- Source records:

-- Start --

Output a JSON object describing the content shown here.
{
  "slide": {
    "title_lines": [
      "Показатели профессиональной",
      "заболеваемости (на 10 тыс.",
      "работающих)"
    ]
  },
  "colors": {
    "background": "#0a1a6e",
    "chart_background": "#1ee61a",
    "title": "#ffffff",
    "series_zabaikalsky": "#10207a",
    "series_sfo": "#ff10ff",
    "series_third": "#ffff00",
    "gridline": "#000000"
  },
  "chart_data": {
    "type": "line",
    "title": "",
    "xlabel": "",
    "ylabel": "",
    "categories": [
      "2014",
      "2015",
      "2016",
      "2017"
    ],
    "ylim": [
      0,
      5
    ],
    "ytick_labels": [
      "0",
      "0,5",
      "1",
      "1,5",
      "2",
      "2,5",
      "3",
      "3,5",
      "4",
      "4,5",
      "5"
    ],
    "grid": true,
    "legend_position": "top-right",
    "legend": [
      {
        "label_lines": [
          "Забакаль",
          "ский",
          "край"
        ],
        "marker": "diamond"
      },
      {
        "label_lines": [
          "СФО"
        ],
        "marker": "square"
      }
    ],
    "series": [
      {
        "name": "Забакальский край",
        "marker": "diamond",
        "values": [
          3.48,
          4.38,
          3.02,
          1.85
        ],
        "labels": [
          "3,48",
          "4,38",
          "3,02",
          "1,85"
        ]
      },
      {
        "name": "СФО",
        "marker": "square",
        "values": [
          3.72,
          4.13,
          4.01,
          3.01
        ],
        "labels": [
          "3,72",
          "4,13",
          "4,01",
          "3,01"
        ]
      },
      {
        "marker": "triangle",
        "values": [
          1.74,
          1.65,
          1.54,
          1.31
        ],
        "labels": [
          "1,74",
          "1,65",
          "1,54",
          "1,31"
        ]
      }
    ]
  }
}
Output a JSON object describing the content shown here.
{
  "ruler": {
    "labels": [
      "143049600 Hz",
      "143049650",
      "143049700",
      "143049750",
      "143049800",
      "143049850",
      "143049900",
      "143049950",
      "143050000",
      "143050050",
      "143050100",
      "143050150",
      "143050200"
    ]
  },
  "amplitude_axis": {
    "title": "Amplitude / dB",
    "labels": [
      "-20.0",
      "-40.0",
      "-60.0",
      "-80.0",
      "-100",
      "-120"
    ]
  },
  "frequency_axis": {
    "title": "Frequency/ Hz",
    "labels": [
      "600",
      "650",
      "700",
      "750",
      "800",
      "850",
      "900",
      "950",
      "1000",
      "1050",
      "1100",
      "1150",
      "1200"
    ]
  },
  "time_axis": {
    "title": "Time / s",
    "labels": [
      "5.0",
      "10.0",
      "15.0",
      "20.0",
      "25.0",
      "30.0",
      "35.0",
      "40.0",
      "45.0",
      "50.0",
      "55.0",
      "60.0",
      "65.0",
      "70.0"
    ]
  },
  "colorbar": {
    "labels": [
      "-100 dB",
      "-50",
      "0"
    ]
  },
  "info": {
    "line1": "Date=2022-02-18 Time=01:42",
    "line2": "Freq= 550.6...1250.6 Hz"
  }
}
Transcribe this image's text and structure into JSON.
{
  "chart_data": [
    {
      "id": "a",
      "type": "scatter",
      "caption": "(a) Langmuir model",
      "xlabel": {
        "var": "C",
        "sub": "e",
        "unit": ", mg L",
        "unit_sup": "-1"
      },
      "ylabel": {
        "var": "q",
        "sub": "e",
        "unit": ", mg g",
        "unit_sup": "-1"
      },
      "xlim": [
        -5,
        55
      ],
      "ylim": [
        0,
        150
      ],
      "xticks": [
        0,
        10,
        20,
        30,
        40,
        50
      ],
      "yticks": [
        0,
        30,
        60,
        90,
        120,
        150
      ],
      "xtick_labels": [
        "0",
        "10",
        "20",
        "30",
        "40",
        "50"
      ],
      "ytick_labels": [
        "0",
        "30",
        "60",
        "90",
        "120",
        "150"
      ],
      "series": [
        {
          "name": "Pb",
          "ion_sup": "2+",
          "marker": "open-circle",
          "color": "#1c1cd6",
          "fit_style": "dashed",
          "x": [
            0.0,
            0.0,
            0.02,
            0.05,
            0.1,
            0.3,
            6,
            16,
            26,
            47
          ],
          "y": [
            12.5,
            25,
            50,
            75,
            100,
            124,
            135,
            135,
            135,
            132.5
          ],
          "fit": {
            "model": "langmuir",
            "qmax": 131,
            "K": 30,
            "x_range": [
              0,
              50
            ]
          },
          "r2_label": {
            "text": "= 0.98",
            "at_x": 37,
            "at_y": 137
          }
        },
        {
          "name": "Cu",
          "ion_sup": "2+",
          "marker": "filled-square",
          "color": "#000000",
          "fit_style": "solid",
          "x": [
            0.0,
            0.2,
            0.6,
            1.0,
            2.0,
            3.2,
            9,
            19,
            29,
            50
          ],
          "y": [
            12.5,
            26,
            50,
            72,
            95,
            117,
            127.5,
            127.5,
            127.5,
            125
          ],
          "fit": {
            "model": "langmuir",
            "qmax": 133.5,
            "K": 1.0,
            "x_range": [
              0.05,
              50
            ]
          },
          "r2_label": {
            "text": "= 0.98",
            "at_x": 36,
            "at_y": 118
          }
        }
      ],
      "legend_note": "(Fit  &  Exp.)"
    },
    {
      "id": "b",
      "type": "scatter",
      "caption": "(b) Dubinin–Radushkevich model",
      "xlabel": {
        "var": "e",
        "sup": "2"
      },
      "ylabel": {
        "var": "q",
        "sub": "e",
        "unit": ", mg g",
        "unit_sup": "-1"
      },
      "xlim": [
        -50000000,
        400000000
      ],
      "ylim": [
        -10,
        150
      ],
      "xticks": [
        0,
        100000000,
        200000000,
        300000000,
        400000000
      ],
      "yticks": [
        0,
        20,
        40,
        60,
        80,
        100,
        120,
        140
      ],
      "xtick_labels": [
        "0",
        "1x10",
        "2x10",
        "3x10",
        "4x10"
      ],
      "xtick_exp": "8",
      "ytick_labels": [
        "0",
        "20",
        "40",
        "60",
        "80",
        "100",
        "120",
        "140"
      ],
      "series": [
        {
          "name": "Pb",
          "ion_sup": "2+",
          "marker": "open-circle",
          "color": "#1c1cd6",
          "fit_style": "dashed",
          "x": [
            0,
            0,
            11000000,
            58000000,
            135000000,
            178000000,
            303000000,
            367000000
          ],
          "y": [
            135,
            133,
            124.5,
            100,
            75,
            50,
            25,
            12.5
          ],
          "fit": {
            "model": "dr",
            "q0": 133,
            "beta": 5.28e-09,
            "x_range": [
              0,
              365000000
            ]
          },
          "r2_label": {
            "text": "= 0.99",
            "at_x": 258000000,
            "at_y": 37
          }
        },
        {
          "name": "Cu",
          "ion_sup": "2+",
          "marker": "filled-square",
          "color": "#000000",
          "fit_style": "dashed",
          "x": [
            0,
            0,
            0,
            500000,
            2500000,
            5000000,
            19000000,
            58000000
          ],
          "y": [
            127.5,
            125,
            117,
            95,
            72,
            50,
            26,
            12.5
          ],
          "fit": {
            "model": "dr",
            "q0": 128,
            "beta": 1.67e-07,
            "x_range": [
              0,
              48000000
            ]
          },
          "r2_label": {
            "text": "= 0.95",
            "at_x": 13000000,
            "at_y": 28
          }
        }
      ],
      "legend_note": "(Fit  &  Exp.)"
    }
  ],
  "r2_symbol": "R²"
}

-- End --

- Task to carry out: Only lines with the string "caption" belong in your answer; copy each one.

- Response:
      "caption": "(a) Langmuir model",
      "caption": "(b) Dubinin–Radushkevich model",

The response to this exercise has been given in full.